- Exercise requirements:
Copy out every record below, word for word.

- Records supplied:

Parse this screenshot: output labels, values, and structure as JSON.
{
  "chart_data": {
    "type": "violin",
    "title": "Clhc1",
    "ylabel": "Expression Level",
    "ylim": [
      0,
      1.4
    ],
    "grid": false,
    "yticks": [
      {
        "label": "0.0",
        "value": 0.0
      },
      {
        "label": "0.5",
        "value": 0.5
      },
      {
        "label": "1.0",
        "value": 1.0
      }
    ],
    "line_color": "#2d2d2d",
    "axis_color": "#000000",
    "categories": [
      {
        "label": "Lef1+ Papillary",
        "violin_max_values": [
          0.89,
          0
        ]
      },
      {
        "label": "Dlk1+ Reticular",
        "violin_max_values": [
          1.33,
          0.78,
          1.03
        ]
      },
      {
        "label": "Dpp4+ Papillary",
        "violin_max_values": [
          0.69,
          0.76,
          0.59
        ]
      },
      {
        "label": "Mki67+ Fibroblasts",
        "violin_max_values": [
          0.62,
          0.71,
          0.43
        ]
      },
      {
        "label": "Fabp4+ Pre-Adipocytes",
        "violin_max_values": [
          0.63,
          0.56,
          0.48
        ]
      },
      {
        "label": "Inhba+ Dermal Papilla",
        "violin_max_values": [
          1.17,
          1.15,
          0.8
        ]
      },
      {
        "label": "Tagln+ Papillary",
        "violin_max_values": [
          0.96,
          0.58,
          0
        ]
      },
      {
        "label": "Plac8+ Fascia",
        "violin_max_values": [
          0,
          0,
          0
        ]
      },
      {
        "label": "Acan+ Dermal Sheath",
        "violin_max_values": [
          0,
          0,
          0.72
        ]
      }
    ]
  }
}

- Worked solution:
Parse this screenshot: output labels, values, and structure as JSON.
{
  "chart_data": {
    "type": "violin",
    "title": "Clhc1",
    "ylabel": "Expression Level",
    "ylim": [
      0,
      1.4
    ],
    "grid": false,
    "yticks": [
      {
        "label": "0.0",
        "value": 0.0
      },
      {
        "label": "0.5",
        "value": 0.5
      },
      {
        "label": "1.0",
        "value": 1.0
      }
    ],
    "line_color": "#2d2d2d",
    "axis_color": "#000000",
    "categories": [
      {
        "label": "Lef1+ Papillary",
        "violin_max_values": [
          0.89,
          0
        ]
      },
      {
        "label": "Dlk1+ Reticular",
        "violin_max_values": [
          1.33,
          0.78,
          1.03
        ]
      },
      {
        "label": "Dpp4+ Papillary",
        "violin_max_values": [
          0.69,
          0.76,
          0.59
        ]
      },
      {
        "label": "Mki67+ Fibroblasts",
        "violin_max_values": [
          0.62,
          0.71,
          0.43
        ]
      },
      {
        "label": "Fabp4+ Pre-Adipocytes",
        "violin_max_values": [
          0.63,
          0.56,
          0.48
        ]
      },
      {
        "label": "Inhba+ Dermal Papilla",
        "violin_max_values": [
          1.17,
          1.15,
          0.8
        ]
      },
      {
        "label": "Tagln+ Papillary",
        "violin_max_values": [
          0.96,
          0.58,
          0
        ]
      },
      {
        "label": "Plac8+ Fascia",
        "violin_max_values": [
          0,
          0,
          0
        ]
      },
      {
        "label": "Acan+ Dermal Sheath",
        "violin_max_values": [
          0,
          0,
          0.72
        ]
      }
    ]
  }
}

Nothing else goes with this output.